• [SET EXERCISE]: What follows is a set of records; repeat all of them exactly.
[RECORDS SUPPLIED start]
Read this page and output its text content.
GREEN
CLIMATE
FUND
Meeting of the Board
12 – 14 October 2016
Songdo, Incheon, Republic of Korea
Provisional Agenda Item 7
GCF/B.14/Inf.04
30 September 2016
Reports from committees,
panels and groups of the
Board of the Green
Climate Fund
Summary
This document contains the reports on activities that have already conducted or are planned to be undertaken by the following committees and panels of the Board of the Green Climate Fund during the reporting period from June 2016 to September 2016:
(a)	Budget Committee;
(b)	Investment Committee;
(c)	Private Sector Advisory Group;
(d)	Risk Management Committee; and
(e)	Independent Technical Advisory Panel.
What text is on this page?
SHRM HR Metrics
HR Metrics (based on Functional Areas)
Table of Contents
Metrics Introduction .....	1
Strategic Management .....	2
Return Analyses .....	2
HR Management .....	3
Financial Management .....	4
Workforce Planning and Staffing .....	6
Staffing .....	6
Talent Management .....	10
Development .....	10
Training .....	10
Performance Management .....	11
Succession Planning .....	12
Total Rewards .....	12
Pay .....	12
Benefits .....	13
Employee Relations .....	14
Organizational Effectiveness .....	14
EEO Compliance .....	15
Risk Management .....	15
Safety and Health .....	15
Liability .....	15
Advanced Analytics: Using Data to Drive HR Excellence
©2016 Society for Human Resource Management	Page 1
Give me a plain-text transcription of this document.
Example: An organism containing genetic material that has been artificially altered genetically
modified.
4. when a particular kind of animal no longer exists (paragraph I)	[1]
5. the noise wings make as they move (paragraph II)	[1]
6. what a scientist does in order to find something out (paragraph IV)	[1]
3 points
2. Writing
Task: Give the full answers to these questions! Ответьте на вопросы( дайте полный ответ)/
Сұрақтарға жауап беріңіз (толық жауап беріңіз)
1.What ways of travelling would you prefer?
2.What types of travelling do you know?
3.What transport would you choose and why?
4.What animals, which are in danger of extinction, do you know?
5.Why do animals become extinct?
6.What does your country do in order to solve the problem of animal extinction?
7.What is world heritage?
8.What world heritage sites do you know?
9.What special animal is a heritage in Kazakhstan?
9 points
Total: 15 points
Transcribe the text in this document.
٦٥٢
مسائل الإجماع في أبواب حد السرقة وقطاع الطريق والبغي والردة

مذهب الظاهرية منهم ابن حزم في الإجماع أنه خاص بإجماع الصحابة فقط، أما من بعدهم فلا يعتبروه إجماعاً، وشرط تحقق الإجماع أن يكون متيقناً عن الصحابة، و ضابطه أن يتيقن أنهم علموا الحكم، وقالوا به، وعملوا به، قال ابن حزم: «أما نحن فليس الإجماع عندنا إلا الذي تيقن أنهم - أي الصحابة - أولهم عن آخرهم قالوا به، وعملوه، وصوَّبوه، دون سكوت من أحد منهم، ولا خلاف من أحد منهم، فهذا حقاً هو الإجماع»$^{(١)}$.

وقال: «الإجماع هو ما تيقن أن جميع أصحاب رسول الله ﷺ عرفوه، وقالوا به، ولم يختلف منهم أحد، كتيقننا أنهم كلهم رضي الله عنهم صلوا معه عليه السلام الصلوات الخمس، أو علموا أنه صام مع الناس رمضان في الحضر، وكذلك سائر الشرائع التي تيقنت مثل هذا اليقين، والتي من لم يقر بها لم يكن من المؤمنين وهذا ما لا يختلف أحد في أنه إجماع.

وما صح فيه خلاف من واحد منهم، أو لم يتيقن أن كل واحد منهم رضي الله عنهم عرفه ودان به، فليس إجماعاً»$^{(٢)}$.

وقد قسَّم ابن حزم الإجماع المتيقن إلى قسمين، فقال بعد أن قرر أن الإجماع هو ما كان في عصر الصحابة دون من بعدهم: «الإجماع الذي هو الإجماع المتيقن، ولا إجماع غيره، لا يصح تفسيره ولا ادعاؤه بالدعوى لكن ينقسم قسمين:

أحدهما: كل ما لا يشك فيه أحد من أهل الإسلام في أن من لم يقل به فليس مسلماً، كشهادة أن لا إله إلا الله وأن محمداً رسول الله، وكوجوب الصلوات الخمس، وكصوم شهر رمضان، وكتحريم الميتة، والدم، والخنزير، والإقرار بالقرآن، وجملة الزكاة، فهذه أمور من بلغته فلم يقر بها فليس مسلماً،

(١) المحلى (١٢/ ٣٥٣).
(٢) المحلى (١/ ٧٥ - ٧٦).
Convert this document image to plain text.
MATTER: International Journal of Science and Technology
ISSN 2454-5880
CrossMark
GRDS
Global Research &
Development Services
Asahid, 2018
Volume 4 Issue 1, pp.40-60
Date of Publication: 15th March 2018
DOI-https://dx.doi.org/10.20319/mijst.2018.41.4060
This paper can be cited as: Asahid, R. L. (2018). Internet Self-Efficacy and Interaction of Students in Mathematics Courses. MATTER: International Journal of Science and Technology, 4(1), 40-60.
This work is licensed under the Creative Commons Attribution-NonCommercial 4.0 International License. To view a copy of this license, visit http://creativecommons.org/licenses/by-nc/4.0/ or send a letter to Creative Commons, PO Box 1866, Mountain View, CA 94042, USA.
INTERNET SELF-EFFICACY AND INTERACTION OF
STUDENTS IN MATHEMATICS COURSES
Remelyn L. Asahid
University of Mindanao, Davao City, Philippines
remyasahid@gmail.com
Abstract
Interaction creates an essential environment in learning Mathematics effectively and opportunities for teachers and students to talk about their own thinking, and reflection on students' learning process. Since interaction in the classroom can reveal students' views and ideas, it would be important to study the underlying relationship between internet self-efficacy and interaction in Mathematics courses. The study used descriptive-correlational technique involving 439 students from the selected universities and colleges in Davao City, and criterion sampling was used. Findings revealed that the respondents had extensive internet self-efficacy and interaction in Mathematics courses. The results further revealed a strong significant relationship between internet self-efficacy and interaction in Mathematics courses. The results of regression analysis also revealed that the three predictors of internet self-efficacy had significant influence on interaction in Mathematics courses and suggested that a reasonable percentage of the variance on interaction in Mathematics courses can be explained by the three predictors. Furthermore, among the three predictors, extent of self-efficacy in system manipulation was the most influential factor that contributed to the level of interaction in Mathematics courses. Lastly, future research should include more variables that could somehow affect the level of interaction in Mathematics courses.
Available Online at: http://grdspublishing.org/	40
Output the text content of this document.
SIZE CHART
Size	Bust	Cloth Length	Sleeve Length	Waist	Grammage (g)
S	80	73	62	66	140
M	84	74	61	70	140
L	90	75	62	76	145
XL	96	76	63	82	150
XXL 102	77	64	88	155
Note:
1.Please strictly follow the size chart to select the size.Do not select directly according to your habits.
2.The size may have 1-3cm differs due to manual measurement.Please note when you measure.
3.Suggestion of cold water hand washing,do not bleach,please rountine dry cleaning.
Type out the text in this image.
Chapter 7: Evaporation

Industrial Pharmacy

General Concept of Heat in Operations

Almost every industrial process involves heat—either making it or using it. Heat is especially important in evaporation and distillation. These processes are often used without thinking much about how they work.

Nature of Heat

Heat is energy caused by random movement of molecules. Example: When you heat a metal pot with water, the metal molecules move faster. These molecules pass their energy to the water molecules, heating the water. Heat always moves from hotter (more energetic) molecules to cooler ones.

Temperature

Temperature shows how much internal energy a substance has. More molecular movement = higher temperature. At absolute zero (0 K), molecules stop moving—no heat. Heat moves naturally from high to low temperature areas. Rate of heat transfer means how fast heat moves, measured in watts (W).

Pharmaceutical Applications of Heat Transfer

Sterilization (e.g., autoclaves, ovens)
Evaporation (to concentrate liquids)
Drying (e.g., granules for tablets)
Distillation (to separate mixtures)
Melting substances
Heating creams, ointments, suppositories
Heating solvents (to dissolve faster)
[RECORDS SUPPLIED end]
• [EXERCISE RESULT]:
Read this page and output its text content.
GREEN
CLIMATE
FUND
Meeting of the Board
12 – 14 October 2016
Songdo, Incheon, Republic of Korea
Provisional Agenda Item 7
GCF/B.14/Inf.04
30 September 2016
Reports from committees,
panels and groups of the
Board of the Green
Climate Fund
Summary
This document contains the reports on activities that have already conducted or are planned to be undertaken by the following committees and panels of the Board of the Green Climate Fund during the reporting period from June 2016 to September 2016:
(a)	Budget Committee;
(b)	Investment Committee;
(c)	Private Sector Advisory Group;
(d)	Risk Management Committee; and
(e)	Independent Technical Advisory Panel.
What text is on this page?
SHRM HR Metrics
HR Metrics (based on Functional Areas)
Table of Contents
Metrics Introduction .....	1
Strategic Management .....	2
Return Analyses .....	2
HR Management .....	3
Financial Management .....	4
Workforce Planning and Staffing .....	6
Staffing .....	6
Talent Management .....	10
Development .....	10
Training .....	10
Performance Management .....	11
Succession Planning .....	12
Total Rewards .....	12
Pay .....	12
Benefits .....	13
Employee Relations .....	14
Organizational Effectiveness .....	14
EEO Compliance .....	15
Risk Management .....	15
Safety and Health .....	15
Liability .....	15
Advanced Analytics: Using Data to Drive HR Excellence
©2016 Society for Human Resource Management	Page 1
Give me a plain-text transcription of this document.
Example: An organism containing genetic material that has been artificially altered genetically
modified.
4. when a particular kind of animal no longer exists (paragraph I)	[1]
5. the noise wings make as they move (paragraph II)	[1]
6. what a scientist does in order to find something out (paragraph IV)	[1]
3 points
2. Writing
Task: Give the full answers to these questions! Ответьте на вопросы( дайте полный ответ)/
Сұрақтарға жауап беріңіз (толық жауап беріңіз)
1.What ways of travelling would you prefer?
2.What types of travelling do you know?
3.What transport would you choose and why?
4.What animals, which are in danger of extinction, do you know?
5.Why do animals become extinct?
6.What does your country do in order to solve the problem of animal extinction?
7.What is world heritage?
8.What world heritage sites do you know?
9.What special animal is a heritage in Kazakhstan?
9 points
Total: 15 points
Transcribe the text in this document.
٦٥٢
مسائل الإجماع في أبواب حد السرقة وقطاع الطريق والبغي والردة

مذهب الظاهرية منهم ابن حزم في الإجماع أنه خاص بإجماع الصحابة فقط، أما من بعدهم فلا يعتبروه إجماعاً، وشرط تحقق الإجماع أن يكون متيقناً عن الصحابة، و ضابطه أن يتيقن أنهم علموا الحكم، وقالوا به، وعملوا به، قال ابن حزم: «أما نحن فليس الإجماع عندنا إلا الذي تيقن أنهم - أي الصحابة - أولهم عن آخرهم قالوا به، وعملوه، وصوَّبوه، دون سكوت من أحد منهم، ولا خلاف من أحد منهم، فهذا حقاً هو الإجماع»$^{(١)}$.

وقال: «الإجماع هو ما تيقن أن جميع أصحاب رسول الله ﷺ عرفوه، وقالوا به، ولم يختلف منهم أحد، كتيقننا أنهم كلهم رضي الله عنهم صلوا معه عليه السلام الصلوات الخمس، أو علموا أنه صام مع الناس رمضان في الحضر، وكذلك سائر الشرائع التي تيقنت مثل هذا اليقين، والتي من لم يقر بها لم يكن من المؤمنين وهذا ما لا يختلف أحد في أنه إجماع.

وما صح فيه خلاف من واحد منهم، أو لم يتيقن أن كل واحد منهم رضي الله عنهم عرفه ودان به، فليس إجماعاً»$^{(٢)}$.

وقد قسَّم ابن حزم الإجماع المتيقن إلى قسمين، فقال بعد أن قرر أن الإجماع هو ما كان في عصر الصحابة دون من بعدهم: «الإجماع الذي هو الإجماع المتيقن، ولا إجماع غيره، لا يصح تفسيره ولا ادعاؤه بالدعوى لكن ينقسم قسمين:

أحدهما: كل ما لا يشك فيه أحد من أهل الإسلام في أن من لم يقل به فليس مسلماً، كشهادة أن لا إله إلا الله وأن محمداً رسول الله، وكوجوب الصلوات الخمس، وكصوم شهر رمضان، وكتحريم الميتة، والدم، والخنزير، والإقرار بالقرآن، وجملة الزكاة، فهذه أمور من بلغته فلم يقر بها فليس مسلماً،

(١) المحلى (١٢/ ٣٥٣).
(٢) المحلى (١/ ٧٥ - ٧٦).
Convert this document image to plain text.
MATTER: International Journal of Science and Technology
ISSN 2454-5880
CrossMark
GRDS
Global Research &
Development Services
Asahid, 2018
Volume 4 Issue 1, pp.40-60
Date of Publication: 15th March 2018
DOI-https://dx.doi.org/10.20319/mijst.2018.41.4060
This paper can be cited as: Asahid, R. L. (2018). Internet Self-Efficacy and Interaction of Students in Mathematics Courses. MATTER: International Journal of Science and Technology, 4(1), 40-60.
This work is licensed under the Creative Commons Attribution-NonCommercial 4.0 International License. To view a copy of this license, visit http://creativecommons.org/licenses/by-nc/4.0/ or send a letter to Creative Commons, PO Box 1866, Mountain View, CA 94042, USA.
INTERNET SELF-EFFICACY AND INTERACTION OF
STUDENTS IN MATHEMATICS COURSES
Remelyn L. Asahid
University of Mindanao, Davao City, Philippines
remyasahid@gmail.com
Abstract
Interaction creates an essential environment in learning Mathematics effectively and opportunities for teachers and students to talk about their own thinking, and reflection on students' learning process. Since interaction in the classroom can reveal students' views and ideas, it would be important to study the underlying relationship between internet self-efficacy and interaction in Mathematics courses. The study used descriptive-correlational technique involving 439 students from the selected universities and colleges in Davao City, and criterion sampling was used. Findings revealed that the respondents had extensive internet self-efficacy and interaction in Mathematics courses. The results further revealed a strong significant relationship between internet self-efficacy and interaction in Mathematics courses. The results of regression analysis also revealed that the three predictors of internet self-efficacy had significant influence on interaction in Mathematics courses and suggested that a reasonable percentage of the variance on interaction in Mathematics courses can be explained by the three predictors. Furthermore, among the three predictors, extent of self-efficacy in system manipulation was the most influential factor that contributed to the level of interaction in Mathematics courses. Lastly, future research should include more variables that could somehow affect the level of interaction in Mathematics courses.
Available Online at: http://grdspublishing.org/	40
Output the text content of this document.
SIZE CHART
Size	Bust	Cloth Length	Sleeve Length	Waist	Grammage (g)
S	80	73	62	66	140
M	84	74	61	70	140
L	90	75	62	76	145
XL	96	76	63	82	150
XXL 102	77	64	88	155
Note:
1.Please strictly follow the size chart to select the size.Do not select directly according to your habits.
2.The size may have 1-3cm differs due to manual measurement.Please note when you measure.
3.Suggestion of cold water hand washing,do not bleach,please rountine dry cleaning.
Type out the text in this image.
Chapter 7: Evaporation

Industrial Pharmacy

General Concept of Heat in Operations

Almost every industrial process involves heat—either making it or using it. Heat is especially important in evaporation and distillation. These processes are often used without thinking much about how they work.

Nature of Heat

Heat is energy caused by random movement of molecules. Example: When you heat a metal pot with water, the metal molecules move faster. These molecules pass their energy to the water molecules, heating the water. Heat always moves from hotter (more energetic) molecules to cooler ones.

Temperature

Temperature shows how much internal energy a substance has. More molecular movement = higher temperature. At absolute zero (0 K), molecules stop moving—no heat. Heat moves naturally from high to low temperature areas. Rate of heat transfer means how fast heat moves, measured in watts (W).

Pharmaceutical Applications of Heat Transfer

Sterilization (e.g., autoclaves, ovens)
Evaporation (to concentrate liquids)
Drying (e.g., granules for tablets)
Distillation (to separate mixtures)
Melting substances
Heating creams, ointments, suppositories
Heating solvents (to dissolve faster)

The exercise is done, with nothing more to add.